TASK INSTRUCTIONS ▸ Once the pictures are set aside, transcribe the remaining data exactly.

--- Start ---

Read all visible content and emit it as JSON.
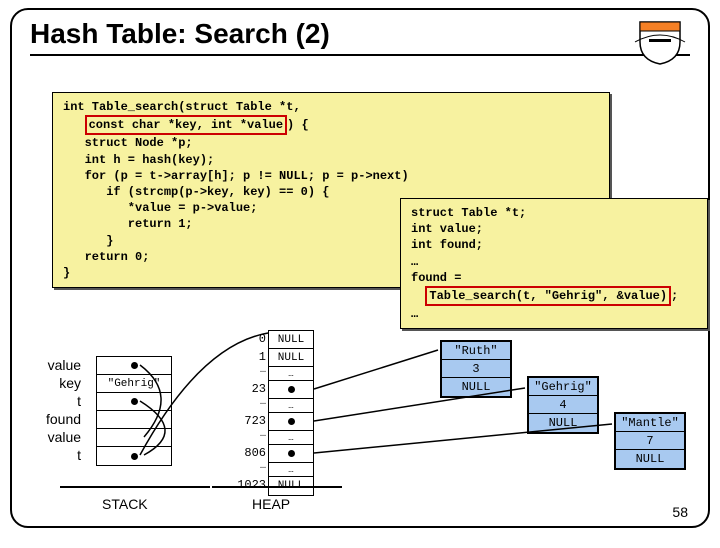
{
  "title": "Hash Table: Search (2)",
  "page_number": "58",
  "code_main": {
    "l1": "int Table_search(struct Table *t,",
    "l2_pre": "   ",
    "l2_box": "const char *key, int *value",
    "l2_post": ") {",
    "l3": "   struct Node *p;",
    "l4": "   int h = hash(key);",
    "l5": "   for (p = t->array[h]; p != NULL; p = p->next)",
    "l6": "      if (strcmp(p->key, key) == 0) {",
    "l7": "         *value = p->value;",
    "l8": "         return 1;",
    "l9": "      }",
    "l10": "   return 0;",
    "l11": "}"
  },
  "code_caller": {
    "l1": "struct Table *t;",
    "l2": "int value;",
    "l3": "int found;",
    "l4": "…",
    "l5": "found =",
    "l6_pre": "  ",
    "l6_box": "Table_search(t, \"Gehrig\", &value)",
    "l6_post": ";",
    "l7": "…"
  },
  "stack": {
    "vars": [
      "value",
      "key",
      "t",
      "found",
      "value",
      "t"
    ],
    "key_value": "\"Gehrig\"",
    "label": "STACK"
  },
  "heap": {
    "label": "HEAP",
    "indices": [
      "0",
      "1",
      "23",
      "723",
      "806",
      "1023"
    ],
    "null": "NULL",
    "dots": "…"
  },
  "nodes": {
    "ruth": {
      "key": "\"Ruth\"",
      "value": "3",
      "next": "NULL"
    },
    "gehrig": {
      "key": "\"Gehrig\"",
      "value": "4",
      "next": "NULL"
    },
    "mantle": {
      "key": "\"Mantle\"",
      "value": "7",
      "next": "NULL"
    }
  }
}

--- End ---

WRITTEN RESPONSE ▸
Read all visible content and emit it as JSON.
{
  "title": "Hash Table: Search (2)",
  "page_number": "58",
  "code_main": {
    "l1": "int Table_search(struct Table *t,",
    "l2_pre": "   ",
    "l2_box": "const char *key, int *value",
    "l2_post": ") {",
    "l3": "   struct Node *p;",
    "l4": "   int h = hash(key);",
    "l5": "   for (p = t->array[h]; p != NULL; p = p->next)",
    "l6": "      if (strcmp(p->key, key) == 0) {",
    "l7": "         *value = p->value;",
    "l8": "         return 1;",
    "l9": "      }",
    "l10": "   return 0;",
    "l11": "}"
  },
  "code_caller": {
    "l1": "struct Table *t;",
    "l2": "int value;",
    "l3": "int found;",
    "l4": "…",
    "l5": "found =",
    "l6_pre": "  ",
    "l6_box": "Table_search(t, \"Gehrig\", &value)",
    "l6_post": ";",
    "l7": "…"
  },
  "stack": {
    "vars": [
      "value",
      "key",
      "t",
      "found",
      "value",
      "t"
    ],
    "key_value": "\"Gehrig\"",
    "label": "STACK"
  },
  "heap": {
    "label": "HEAP",
    "indices": [
      "0",
      "1",
      "23",
      "723",
      "806",
      "1023"
    ],
    "null": "NULL",
    "dots": "…"
  },
  "nodes": {
    "ruth": {
      "key": "\"Ruth\"",
      "value": "3",
      "next": "NULL"
    },
    "gehrig": {
      "key": "\"Gehrig\"",
      "value": "4",
      "next": "NULL"
    },
    "mantle": {
      "key": "\"Mantle\"",
      "value": "7",
      "next": "NULL"
    }
  }
}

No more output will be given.